*The request:*
Reproduce the listing verbatim.

*Exercise inputs:*
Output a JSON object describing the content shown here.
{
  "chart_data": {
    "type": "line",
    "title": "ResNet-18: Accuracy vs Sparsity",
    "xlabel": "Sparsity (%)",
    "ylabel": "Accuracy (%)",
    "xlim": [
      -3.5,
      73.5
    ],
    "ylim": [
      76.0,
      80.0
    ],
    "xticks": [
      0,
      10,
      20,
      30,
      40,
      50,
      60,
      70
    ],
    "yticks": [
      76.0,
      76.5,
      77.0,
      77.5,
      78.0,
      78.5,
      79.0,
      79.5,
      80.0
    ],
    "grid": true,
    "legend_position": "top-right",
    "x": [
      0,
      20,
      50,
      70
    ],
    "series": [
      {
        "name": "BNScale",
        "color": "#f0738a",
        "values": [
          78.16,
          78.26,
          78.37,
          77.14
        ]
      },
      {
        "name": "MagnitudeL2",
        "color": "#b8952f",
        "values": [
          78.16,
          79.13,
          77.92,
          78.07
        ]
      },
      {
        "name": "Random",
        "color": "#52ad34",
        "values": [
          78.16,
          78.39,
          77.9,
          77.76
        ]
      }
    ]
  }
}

*Final result:*
Output a JSON object describing the content shown here.
{
  "chart_data": {
    "type": "line",
    "title": "ResNet-18: Accuracy vs Sparsity",
    "xlabel": "Sparsity (%)",
    "ylabel": "Accuracy (%)",
    "xlim": [
      -3.5,
      73.5
    ],
    "ylim": [
      76.0,
      80.0
    ],
    "xticks": [
      0,
      10,
      20,
      30,
      40,
      50,
      60,
      70
    ],
    "yticks": [
      76.0,
      76.5,
      77.0,
      77.5,
      78.0,
      78.5,
      79.0,
      79.5,
      80.0
    ],
    "grid": true,
    "legend_position": "top-right",
    "x": [
      0,
      20,
      50,
      70
    ],
    "series": [
      {
        "name": "BNScale",
        "color": "#f0738a",
        "values": [
          78.16,
          78.26,
          78.37,
          77.14
        ]
      },
      {
        "name": "MagnitudeL2",
        "color": "#b8952f",
        "values": [
          78.16,
          79.13,
          77.92,
          78.07
        ]
      },
      {
        "name": "Random",
        "color": "#52ad34",
        "values": [
          78.16,
          78.39,
          77.9,
          77.76
        ]
      }
    ]
  }
}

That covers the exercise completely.